---- Available data

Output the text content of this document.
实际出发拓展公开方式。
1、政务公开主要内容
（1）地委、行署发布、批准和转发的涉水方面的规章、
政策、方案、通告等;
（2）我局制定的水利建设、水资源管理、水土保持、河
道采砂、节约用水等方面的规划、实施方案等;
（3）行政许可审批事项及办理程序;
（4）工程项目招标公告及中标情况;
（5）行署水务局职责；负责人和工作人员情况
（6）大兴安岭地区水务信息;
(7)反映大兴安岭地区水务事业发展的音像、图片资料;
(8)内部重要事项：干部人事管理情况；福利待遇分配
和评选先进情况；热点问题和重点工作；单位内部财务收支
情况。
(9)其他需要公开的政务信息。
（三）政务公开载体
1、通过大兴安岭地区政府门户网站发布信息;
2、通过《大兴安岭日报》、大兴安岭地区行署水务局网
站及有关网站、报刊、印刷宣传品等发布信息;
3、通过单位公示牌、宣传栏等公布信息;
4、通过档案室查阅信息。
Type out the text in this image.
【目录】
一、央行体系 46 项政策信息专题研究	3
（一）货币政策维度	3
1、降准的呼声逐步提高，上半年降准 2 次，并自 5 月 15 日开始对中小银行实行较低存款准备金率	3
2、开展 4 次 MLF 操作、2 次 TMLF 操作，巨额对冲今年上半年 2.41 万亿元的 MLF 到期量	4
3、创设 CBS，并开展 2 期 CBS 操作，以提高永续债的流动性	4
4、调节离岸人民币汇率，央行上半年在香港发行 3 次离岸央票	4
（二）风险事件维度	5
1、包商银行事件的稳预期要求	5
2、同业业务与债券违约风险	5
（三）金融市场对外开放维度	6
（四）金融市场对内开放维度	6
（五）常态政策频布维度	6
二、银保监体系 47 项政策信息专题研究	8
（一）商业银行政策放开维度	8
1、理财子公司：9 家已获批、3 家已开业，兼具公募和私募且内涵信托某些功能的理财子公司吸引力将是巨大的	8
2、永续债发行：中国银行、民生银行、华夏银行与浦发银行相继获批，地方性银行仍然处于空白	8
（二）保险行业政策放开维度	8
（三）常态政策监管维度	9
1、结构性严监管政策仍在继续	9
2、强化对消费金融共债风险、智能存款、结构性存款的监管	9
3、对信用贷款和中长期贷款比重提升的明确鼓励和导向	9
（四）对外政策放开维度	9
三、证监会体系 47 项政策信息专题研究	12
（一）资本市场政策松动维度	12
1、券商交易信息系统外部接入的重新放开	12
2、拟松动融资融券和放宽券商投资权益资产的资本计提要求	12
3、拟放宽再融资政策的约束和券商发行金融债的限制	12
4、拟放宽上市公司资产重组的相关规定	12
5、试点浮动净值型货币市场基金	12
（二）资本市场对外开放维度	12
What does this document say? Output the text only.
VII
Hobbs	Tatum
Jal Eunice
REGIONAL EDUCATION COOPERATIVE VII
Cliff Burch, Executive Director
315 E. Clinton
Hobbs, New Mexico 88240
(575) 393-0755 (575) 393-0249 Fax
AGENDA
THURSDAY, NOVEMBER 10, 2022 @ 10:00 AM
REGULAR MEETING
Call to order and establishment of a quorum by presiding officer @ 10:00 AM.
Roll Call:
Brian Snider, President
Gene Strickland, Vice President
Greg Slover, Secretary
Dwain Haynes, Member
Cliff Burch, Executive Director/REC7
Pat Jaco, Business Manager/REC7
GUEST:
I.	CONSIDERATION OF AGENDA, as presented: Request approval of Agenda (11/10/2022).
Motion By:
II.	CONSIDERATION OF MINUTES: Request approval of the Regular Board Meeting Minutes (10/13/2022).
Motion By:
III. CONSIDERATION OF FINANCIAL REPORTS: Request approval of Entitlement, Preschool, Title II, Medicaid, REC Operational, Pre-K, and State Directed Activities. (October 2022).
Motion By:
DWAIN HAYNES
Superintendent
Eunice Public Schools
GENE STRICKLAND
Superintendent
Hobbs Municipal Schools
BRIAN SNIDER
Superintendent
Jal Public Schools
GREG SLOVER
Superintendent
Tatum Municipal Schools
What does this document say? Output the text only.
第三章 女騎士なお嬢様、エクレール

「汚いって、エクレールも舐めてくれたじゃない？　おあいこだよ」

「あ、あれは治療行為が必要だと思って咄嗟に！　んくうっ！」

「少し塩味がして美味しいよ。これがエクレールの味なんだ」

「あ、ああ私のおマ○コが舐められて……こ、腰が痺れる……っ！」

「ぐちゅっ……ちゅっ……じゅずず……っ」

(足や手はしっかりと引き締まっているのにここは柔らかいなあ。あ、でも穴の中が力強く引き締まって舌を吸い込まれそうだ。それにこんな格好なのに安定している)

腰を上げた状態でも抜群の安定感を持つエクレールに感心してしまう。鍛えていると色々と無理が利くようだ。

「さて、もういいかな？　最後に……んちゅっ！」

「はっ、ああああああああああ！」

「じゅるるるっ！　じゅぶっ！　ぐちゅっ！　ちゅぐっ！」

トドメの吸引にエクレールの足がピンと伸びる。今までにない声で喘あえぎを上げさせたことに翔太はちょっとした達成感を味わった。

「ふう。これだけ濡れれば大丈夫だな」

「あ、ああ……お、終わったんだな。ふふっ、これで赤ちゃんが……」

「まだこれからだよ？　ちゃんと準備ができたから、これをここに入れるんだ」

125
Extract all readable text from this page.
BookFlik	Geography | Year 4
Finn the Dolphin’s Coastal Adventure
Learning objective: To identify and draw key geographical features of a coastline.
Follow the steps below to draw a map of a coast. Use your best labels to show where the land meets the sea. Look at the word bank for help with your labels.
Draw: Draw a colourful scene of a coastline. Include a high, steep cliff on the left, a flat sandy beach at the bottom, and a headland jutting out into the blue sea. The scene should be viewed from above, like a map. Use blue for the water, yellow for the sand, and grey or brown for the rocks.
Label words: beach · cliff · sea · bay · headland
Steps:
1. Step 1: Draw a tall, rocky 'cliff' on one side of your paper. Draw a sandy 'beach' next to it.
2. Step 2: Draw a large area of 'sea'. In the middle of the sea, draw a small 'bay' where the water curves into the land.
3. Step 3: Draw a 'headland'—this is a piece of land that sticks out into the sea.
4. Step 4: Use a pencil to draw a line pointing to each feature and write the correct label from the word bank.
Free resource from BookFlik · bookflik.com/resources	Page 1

--------

Requirements - Reproduce the records above exactly as they appear.

Reply -
Output the text content of this document.
实际出发拓展公开方式。
1、政务公开主要内容
（1）地委、行署发布、批准和转发的涉水方面的规章、
政策、方案、通告等;
（2）我局制定的水利建设、水资源管理、水土保持、河
道采砂、节约用水等方面的规划、实施方案等;
（3）行政许可审批事项及办理程序;
（4）工程项目招标公告及中标情况;
（5）行署水务局职责；负责人和工作人员情况
（6）大兴安岭地区水务信息;
(7)反映大兴安岭地区水务事业发展的音像、图片资料;
(8)内部重要事项：干部人事管理情况；福利待遇分配
和评选先进情况；热点问题和重点工作；单位内部财务收支
情况。
(9)其他需要公开的政务信息。
（三）政务公开载体
1、通过大兴安岭地区政府门户网站发布信息;
2、通过《大兴安岭日报》、大兴安岭地区行署水务局网
站及有关网站、报刊、印刷宣传品等发布信息;
3、通过单位公示牌、宣传栏等公布信息;
4、通过档案室查阅信息。
Type out the text in this image.
【目录】
一、央行体系 46 项政策信息专题研究	3
（一）货币政策维度	3
1、降准的呼声逐步提高，上半年降准 2 次，并自 5 月 15 日开始对中小银行实行较低存款准备金率	3
2、开展 4 次 MLF 操作、2 次 TMLF 操作，巨额对冲今年上半年 2.41 万亿元的 MLF 到期量	4
3、创设 CBS，并开展 2 期 CBS 操作，以提高永续债的流动性	4
4、调节离岸人民币汇率，央行上半年在香港发行 3 次离岸央票	4
（二）风险事件维度	5
1、包商银行事件的稳预期要求	5
2、同业业务与债券违约风险	5
（三）金融市场对外开放维度	6
（四）金融市场对内开放维度	6
（五）常态政策频布维度	6
二、银保监体系 47 项政策信息专题研究	8
（一）商业银行政策放开维度	8
1、理财子公司：9 家已获批、3 家已开业，兼具公募和私募且内涵信托某些功能的理财子公司吸引力将是巨大的	8
2、永续债发行：中国银行、民生银行、华夏银行与浦发银行相继获批，地方性银行仍然处于空白	8
（二）保险行业政策放开维度	8
（三）常态政策监管维度	9
1、结构性严监管政策仍在继续	9
2、强化对消费金融共债风险、智能存款、结构性存款的监管	9
3、对信用贷款和中长期贷款比重提升的明确鼓励和导向	9
（四）对外政策放开维度	9
三、证监会体系 47 项政策信息专题研究	12
（一）资本市场政策松动维度	12
1、券商交易信息系统外部接入的重新放开	12
2、拟松动融资融券和放宽券商投资权益资产的资本计提要求	12
3、拟放宽再融资政策的约束和券商发行金融债的限制	12
4、拟放宽上市公司资产重组的相关规定	12
5、试点浮动净值型货币市场基金	12
（二）资本市场对外开放维度	12
What does this document say? Output the text only.
VII
Hobbs	Tatum
Jal Eunice
REGIONAL EDUCATION COOPERATIVE VII
Cliff Burch, Executive Director
315 E. Clinton
Hobbs, New Mexico 88240
(575) 393-0755 (575) 393-0249 Fax
AGENDA
THURSDAY, NOVEMBER 10, 2022 @ 10:00 AM
REGULAR MEETING
Call to order and establishment of a quorum by presiding officer @ 10:00 AM.
Roll Call:
Brian Snider, President
Gene Strickland, Vice President
Greg Slover, Secretary
Dwain Haynes, Member
Cliff Burch, Executive Director/REC7
Pat Jaco, Business Manager/REC7
GUEST:
I.	CONSIDERATION OF AGENDA, as presented: Request approval of Agenda (11/10/2022).
Motion By:
II.	CONSIDERATION OF MINUTES: Request approval of the Regular Board Meeting Minutes (10/13/2022).
Motion By:
III. CONSIDERATION OF FINANCIAL REPORTS: Request approval of Entitlement, Preschool, Title II, Medicaid, REC Operational, Pre-K, and State Directed Activities. (October 2022).
Motion By:
DWAIN HAYNES
Superintendent
Eunice Public Schools
GENE STRICKLAND
Superintendent
Hobbs Municipal Schools
BRIAN SNIDER
Superintendent
Jal Public Schools
GREG SLOVER
Superintendent
Tatum Municipal Schools
What does this document say? Output the text only.
第三章 女騎士なお嬢様、エクレール

「汚いって、エクレールも舐めてくれたじゃない？　おあいこだよ」

「あ、あれは治療行為が必要だと思って咄嗟に！　んくうっ！」

「少し塩味がして美味しいよ。これがエクレールの味なんだ」

「あ、ああ私のおマ○コが舐められて……こ、腰が痺れる……っ！」

「ぐちゅっ……ちゅっ……じゅずず……っ」

(足や手はしっかりと引き締まっているのにここは柔らかいなあ。あ、でも穴の中が力強く引き締まって舌を吸い込まれそうだ。それにこんな格好なのに安定している)

腰を上げた状態でも抜群の安定感を持つエクレールに感心してしまう。鍛えていると色々と無理が利くようだ。

「さて、もういいかな？　最後に……んちゅっ！」

「はっ、ああああああああああ！」

「じゅるるるっ！　じゅぶっ！　ぐちゅっ！　ちゅぐっ！」

トドメの吸引にエクレールの足がピンと伸びる。今までにない声で喘あえぎを上げさせたことに翔太はちょっとした達成感を味わった。

「ふう。これだけ濡れれば大丈夫だな」

「あ、ああ……お、終わったんだな。ふふっ、これで赤ちゃんが……」

「まだこれからだよ？　ちゃんと準備ができたから、これをここに入れるんだ」

125
Extract all readable text from this page.
BookFlik	Geography | Year 4
Finn the Dolphin’s Coastal Adventure
Learning objective: To identify and draw key geographical features of a coastline.
Follow the steps below to draw a map of a coast. Use your best labels to show where the land meets the sea. Look at the word bank for help with your labels.
Draw: Draw a colourful scene of a coastline. Include a high, steep cliff on the left, a flat sandy beach at the bottom, and a headland jutting out into the blue sea. The scene should be viewed from above, like a map. Use blue for the water, yellow for the sand, and grey or brown for the rocks.
Label words: beach · cliff · sea · bay · headland
Steps:
1. Step 1: Draw a tall, rocky 'cliff' on one side of your paper. Draw a sandy 'beach' next to it.
2. Step 2: Draw a large area of 'sea'. In the middle of the sea, draw a small 'bay' where the water curves into the land.
3. Step 3: Draw a 'headland'—this is a piece of land that sticks out into the sea.
4. Step 4: Use a pencil to draw a line pointing to each feature and write the correct label from the word bank.
Free resource from BookFlik · bookflik.com/resources	Page 1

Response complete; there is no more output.